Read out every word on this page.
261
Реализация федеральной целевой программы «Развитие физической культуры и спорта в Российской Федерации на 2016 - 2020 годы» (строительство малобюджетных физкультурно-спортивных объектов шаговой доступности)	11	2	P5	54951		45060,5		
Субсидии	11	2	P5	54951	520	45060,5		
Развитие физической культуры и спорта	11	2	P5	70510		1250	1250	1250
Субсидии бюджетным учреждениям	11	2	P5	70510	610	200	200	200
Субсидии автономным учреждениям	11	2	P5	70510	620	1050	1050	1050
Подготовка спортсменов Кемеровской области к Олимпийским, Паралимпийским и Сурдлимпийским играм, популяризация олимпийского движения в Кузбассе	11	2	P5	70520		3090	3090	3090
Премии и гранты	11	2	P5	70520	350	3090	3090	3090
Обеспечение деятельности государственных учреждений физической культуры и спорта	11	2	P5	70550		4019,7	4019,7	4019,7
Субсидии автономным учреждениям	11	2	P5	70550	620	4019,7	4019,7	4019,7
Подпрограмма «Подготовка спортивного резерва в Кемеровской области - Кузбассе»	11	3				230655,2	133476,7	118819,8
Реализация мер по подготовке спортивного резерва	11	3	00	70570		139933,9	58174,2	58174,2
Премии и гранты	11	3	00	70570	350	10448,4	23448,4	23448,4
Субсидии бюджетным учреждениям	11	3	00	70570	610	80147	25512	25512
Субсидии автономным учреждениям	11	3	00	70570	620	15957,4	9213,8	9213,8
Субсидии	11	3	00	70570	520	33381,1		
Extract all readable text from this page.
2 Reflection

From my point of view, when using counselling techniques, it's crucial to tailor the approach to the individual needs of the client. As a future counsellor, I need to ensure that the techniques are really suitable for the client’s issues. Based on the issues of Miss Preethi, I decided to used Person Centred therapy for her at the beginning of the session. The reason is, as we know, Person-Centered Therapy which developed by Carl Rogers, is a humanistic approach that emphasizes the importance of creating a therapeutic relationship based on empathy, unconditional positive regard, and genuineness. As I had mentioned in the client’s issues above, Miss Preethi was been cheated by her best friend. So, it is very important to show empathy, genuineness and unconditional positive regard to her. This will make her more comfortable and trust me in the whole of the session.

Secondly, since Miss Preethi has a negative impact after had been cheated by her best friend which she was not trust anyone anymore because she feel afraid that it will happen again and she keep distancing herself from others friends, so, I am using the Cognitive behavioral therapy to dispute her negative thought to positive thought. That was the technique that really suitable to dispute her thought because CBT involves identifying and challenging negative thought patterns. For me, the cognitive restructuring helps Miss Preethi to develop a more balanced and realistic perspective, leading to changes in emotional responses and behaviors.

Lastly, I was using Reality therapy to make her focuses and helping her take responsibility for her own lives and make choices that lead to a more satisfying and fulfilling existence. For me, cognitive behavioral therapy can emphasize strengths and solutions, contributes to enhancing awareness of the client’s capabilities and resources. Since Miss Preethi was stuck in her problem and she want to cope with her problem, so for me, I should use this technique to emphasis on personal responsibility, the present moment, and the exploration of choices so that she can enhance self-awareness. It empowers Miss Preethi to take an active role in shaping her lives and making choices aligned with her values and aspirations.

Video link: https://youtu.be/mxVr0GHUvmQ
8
++++
**What to produce:** Exactly reproduce all of the entries.

**Answer:**
Read out every word on this page.
261
Реализация федеральной целевой программы «Развитие физической культуры и спорта в Российской Федерации на 2016 - 2020 годы» (строительство малобюджетных физкультурно-спортивных объектов шаговой доступности)	11	2	P5	54951		45060,5		
Субсидии	11	2	P5	54951	520	45060,5		
Развитие физической культуры и спорта	11	2	P5	70510		1250	1250	1250
Субсидии бюджетным учреждениям	11	2	P5	70510	610	200	200	200
Субсидии автономным учреждениям	11	2	P5	70510	620	1050	1050	1050
Подготовка спортсменов Кемеровской области к Олимпийским, Паралимпийским и Сурдлимпийским играм, популяризация олимпийского движения в Кузбассе	11	2	P5	70520		3090	3090	3090
Премии и гранты	11	2	P5	70520	350	3090	3090	3090
Обеспечение деятельности государственных учреждений физической культуры и спорта	11	2	P5	70550		4019,7	4019,7	4019,7
Субсидии автономным учреждениям	11	2	P5	70550	620	4019,7	4019,7	4019,7
Подпрограмма «Подготовка спортивного резерва в Кемеровской области - Кузбассе»	11	3				230655,2	133476,7	118819,8
Реализация мер по подготовке спортивного резерва	11	3	00	70570		139933,9	58174,2	58174,2
Премии и гранты	11	3	00	70570	350	10448,4	23448,4	23448,4
Субсидии бюджетным учреждениям	11	3	00	70570	610	80147	25512	25512
Субсидии автономным учреждениям	11	3	00	70570	620	15957,4	9213,8	9213,8
Субсидии	11	3	00	70570	520	33381,1		
Extract all readable text from this page.
2 Reflection

From my point of view, when using counselling techniques, it's crucial to tailor the approach to the individual needs of the client. As a future counsellor, I need to ensure that the techniques are really suitable for the client’s issues. Based on the issues of Miss Preethi, I decided to used Person Centred therapy for her at the beginning of the session. The reason is, as we know, Person-Centered Therapy which developed by Carl Rogers, is a humanistic approach that emphasizes the importance of creating a therapeutic relationship based on empathy, unconditional positive regard, and genuineness. As I had mentioned in the client’s issues above, Miss Preethi was been cheated by her best friend. So, it is very important to show empathy, genuineness and unconditional positive regard to her. This will make her more comfortable and trust me in the whole of the session.

Secondly, since Miss Preethi has a negative impact after had been cheated by her best friend which she was not trust anyone anymore because she feel afraid that it will happen again and she keep distancing herself from others friends, so, I am using the Cognitive behavioral therapy to dispute her negative thought to positive thought. That was the technique that really suitable to dispute her thought because CBT involves identifying and challenging negative thought patterns. For me, the cognitive restructuring helps Miss Preethi to develop a more balanced and realistic perspective, leading to changes in emotional responses and behaviors.

Lastly, I was using Reality therapy to make her focuses and helping her take responsibility for her own lives and make choices that lead to a more satisfying and fulfilling existence. For me, cognitive behavioral therapy can emphasize strengths and solutions, contributes to enhancing awareness of the client’s capabilities and resources. Since Miss Preethi was stuck in her problem and she want to cope with her problem, so for me, I should use this technique to emphasis on personal responsibility, the present moment, and the exploration of choices so that she can enhance self-awareness. It empowers Miss Preethi to take an active role in shaping her lives and making choices aligned with her values and aspirations.

Video link: https://youtu.be/mxVr0GHUvmQ
8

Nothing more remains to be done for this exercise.